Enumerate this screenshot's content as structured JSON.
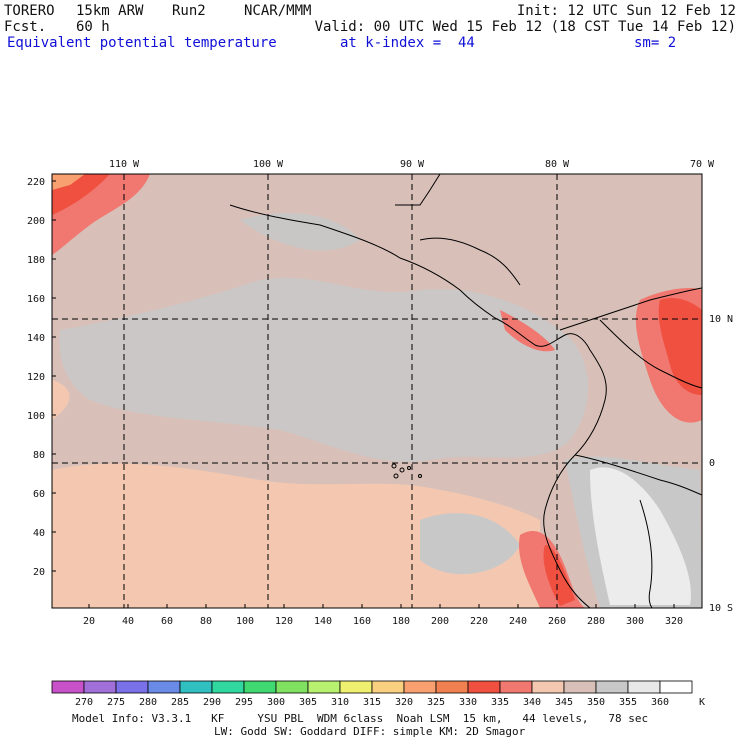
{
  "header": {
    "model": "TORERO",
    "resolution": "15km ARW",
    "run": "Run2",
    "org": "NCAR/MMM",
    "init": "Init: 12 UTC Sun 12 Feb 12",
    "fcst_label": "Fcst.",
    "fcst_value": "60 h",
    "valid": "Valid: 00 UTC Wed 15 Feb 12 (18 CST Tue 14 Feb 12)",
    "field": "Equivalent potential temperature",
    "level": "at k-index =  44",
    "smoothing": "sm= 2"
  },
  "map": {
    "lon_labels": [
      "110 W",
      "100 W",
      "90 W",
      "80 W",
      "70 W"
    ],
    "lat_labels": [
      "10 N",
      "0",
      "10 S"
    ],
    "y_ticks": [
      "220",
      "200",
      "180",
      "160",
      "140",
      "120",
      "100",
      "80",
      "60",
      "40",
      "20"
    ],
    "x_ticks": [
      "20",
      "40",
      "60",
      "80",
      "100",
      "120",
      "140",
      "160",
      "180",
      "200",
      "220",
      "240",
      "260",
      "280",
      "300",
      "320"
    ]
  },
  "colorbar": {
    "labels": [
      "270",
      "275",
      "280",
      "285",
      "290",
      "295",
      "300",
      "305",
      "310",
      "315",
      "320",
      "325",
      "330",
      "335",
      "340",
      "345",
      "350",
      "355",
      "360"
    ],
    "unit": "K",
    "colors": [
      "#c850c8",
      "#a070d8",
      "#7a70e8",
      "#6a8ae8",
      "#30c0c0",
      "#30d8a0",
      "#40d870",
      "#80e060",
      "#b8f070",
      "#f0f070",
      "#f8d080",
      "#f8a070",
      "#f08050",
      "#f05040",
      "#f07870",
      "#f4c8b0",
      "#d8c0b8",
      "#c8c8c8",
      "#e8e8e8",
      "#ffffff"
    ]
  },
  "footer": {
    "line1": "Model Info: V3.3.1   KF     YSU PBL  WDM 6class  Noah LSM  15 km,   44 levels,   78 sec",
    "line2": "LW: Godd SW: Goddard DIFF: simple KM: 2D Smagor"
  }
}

* _THE PROBLEM_
Write out the listing above again, exactly, but with no pictures in the copy.

* _EXERCISE RESULT_
Enumerate this screenshot's content as structured JSON.
{
  "header": {
    "model": "TORERO",
    "resolution": "15km ARW",
    "run": "Run2",
    "org": "NCAR/MMM",
    "init": "Init: 12 UTC Sun 12 Feb 12",
    "fcst_label": "Fcst.",
    "fcst_value": "60 h",
    "valid": "Valid: 00 UTC Wed 15 Feb 12 (18 CST Tue 14 Feb 12)",
    "field": "Equivalent potential temperature",
    "level": "at k-index =  44",
    "smoothing": "sm= 2"
  },
  "map": {
    "lon_labels": [
      "110 W",
      "100 W",
      "90 W",
      "80 W",
      "70 W"
    ],
    "lat_labels": [
      "10 N",
      "0",
      "10 S"
    ],
    "y_ticks": [
      "220",
      "200",
      "180",
      "160",
      "140",
      "120",
      "100",
      "80",
      "60",
      "40",
      "20"
    ],
    "x_ticks": [
      "20",
      "40",
      "60",
      "80",
      "100",
      "120",
      "140",
      "160",
      "180",
      "200",
      "220",
      "240",
      "260",
      "280",
      "300",
      "320"
    ]
  },
  "colorbar": {
    "labels": [
      "270",
      "275",
      "280",
      "285",
      "290",
      "295",
      "300",
      "305",
      "310",
      "315",
      "320",
      "325",
      "330",
      "335",
      "340",
      "345",
      "350",
      "355",
      "360"
    ],
    "unit": "K",
    "colors": [
      "#c850c8",
      "#a070d8",
      "#7a70e8",
      "#6a8ae8",
      "#30c0c0",
      "#30d8a0",
      "#40d870",
      "#80e060",
      "#b8f070",
      "#f0f070",
      "#f8d080",
      "#f8a070",
      "#f08050",
      "#f05040",
      "#f07870",
      "#f4c8b0",
      "#d8c0b8",
      "#c8c8c8",
      "#e8e8e8",
      "#ffffff"
    ]
  },
  "footer": {
    "line1": "Model Info: V3.3.1   KF     YSU PBL  WDM 6class  Noah LSM  15 km,   44 levels,   78 sec",
    "line2": "LW: Godd SW: Goddard DIFF: simple KM: 2D Smagor"
  }
}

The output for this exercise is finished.